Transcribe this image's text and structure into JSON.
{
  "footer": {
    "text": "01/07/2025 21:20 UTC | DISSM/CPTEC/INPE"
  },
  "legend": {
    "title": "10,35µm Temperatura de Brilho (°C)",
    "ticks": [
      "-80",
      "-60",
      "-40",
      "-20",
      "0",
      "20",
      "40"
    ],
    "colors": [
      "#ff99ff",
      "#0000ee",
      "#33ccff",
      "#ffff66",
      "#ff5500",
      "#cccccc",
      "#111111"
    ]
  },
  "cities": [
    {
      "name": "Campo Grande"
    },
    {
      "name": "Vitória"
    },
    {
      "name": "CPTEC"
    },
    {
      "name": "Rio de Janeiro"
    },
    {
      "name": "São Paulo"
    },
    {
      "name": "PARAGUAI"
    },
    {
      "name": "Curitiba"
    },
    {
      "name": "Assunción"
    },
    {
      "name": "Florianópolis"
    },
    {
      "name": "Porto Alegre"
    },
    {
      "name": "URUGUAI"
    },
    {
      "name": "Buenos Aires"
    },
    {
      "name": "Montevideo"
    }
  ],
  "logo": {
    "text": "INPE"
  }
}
■ ■ ■ ■
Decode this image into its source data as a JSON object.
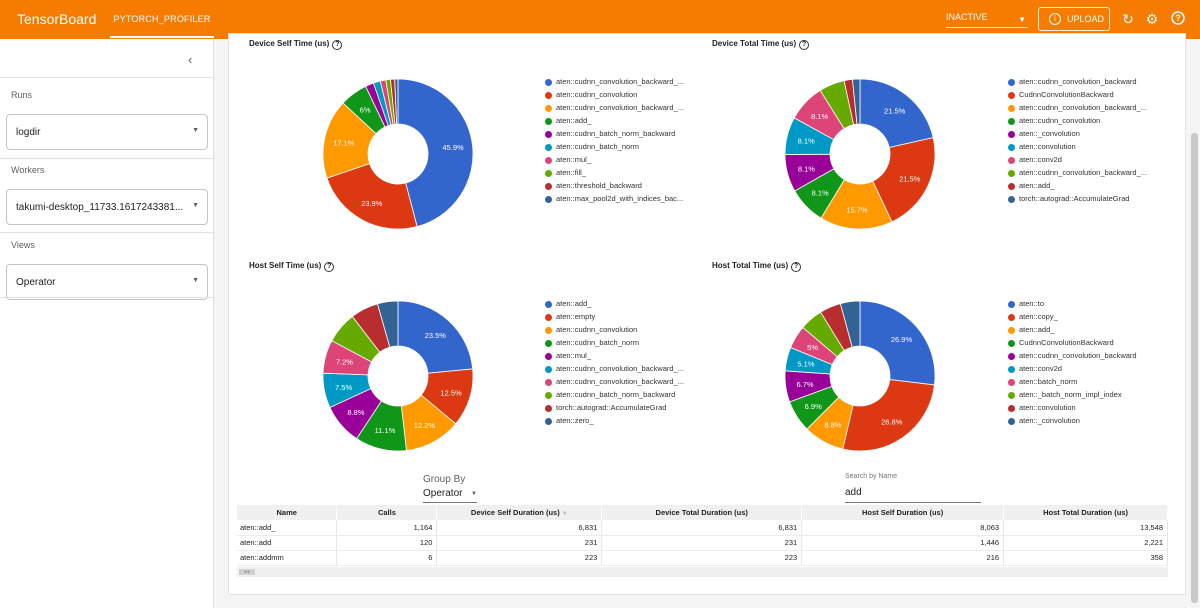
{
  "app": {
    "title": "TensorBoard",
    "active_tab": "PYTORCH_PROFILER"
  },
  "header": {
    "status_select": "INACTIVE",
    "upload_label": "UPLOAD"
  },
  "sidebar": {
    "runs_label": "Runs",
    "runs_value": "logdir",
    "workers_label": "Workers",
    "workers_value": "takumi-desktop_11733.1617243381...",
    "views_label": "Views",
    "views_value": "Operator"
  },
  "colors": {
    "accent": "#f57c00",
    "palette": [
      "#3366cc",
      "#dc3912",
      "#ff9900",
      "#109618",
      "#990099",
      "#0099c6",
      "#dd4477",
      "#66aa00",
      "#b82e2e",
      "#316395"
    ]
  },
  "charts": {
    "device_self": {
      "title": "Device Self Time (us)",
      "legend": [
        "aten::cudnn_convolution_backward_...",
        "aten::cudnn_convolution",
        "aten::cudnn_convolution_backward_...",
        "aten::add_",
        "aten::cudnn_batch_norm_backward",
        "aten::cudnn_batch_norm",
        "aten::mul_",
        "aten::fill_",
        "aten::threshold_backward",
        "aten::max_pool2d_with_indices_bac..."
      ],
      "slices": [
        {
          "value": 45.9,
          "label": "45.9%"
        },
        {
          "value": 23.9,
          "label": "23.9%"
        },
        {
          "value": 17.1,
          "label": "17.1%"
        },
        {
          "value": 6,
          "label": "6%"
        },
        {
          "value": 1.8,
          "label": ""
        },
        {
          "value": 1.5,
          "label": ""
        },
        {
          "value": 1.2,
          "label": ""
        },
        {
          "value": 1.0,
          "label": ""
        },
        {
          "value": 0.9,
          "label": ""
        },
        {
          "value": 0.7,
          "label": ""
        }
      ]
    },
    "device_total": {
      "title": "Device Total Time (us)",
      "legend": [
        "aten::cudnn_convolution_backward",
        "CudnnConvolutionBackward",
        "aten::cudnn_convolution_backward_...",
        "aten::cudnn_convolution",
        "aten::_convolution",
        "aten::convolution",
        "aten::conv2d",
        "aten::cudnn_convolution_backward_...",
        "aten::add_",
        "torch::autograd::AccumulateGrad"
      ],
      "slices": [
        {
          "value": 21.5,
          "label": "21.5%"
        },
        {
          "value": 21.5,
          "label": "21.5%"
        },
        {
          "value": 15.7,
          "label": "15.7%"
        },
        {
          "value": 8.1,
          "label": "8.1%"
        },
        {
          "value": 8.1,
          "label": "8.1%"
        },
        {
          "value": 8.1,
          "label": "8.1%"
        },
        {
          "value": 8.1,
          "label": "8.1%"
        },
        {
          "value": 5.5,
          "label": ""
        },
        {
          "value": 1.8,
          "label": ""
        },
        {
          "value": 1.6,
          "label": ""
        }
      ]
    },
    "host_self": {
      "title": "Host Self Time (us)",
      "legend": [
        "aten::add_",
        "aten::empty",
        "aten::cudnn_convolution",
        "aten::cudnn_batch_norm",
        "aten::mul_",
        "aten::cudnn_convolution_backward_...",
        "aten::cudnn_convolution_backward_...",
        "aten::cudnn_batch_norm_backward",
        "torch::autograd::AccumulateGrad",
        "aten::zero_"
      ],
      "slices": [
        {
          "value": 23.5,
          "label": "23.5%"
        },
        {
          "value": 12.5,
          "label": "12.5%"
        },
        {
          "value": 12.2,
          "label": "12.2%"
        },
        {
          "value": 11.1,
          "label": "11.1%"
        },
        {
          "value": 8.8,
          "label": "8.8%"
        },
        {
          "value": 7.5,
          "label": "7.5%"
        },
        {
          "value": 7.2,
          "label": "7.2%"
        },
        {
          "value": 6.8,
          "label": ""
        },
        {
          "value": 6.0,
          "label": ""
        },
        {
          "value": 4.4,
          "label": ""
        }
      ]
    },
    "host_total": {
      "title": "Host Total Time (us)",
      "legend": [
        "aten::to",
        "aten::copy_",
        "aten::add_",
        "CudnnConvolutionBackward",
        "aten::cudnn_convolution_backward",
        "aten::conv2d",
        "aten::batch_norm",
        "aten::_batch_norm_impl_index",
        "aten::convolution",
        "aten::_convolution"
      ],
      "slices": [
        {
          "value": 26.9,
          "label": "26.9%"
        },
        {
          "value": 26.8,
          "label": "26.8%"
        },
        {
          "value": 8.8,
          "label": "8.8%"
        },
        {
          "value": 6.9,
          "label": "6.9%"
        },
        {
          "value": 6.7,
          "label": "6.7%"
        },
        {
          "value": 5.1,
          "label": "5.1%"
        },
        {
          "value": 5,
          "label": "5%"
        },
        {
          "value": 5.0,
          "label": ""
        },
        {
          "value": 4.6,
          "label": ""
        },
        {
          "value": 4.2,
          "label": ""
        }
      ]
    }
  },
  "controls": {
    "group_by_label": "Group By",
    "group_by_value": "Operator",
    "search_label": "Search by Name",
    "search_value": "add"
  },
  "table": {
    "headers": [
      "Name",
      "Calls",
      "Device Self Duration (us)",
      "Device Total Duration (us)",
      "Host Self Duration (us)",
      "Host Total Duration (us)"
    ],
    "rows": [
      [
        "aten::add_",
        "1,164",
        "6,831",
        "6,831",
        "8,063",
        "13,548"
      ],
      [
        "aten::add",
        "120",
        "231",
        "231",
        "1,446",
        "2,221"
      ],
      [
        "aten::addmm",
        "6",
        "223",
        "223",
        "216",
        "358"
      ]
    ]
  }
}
■ ■ ■ ■
▸ EXERCISE PROMPT
Of the lines in this material, state how many hold the string "Duration". Write no other words.

▸ ANSWER TO THE TASK
4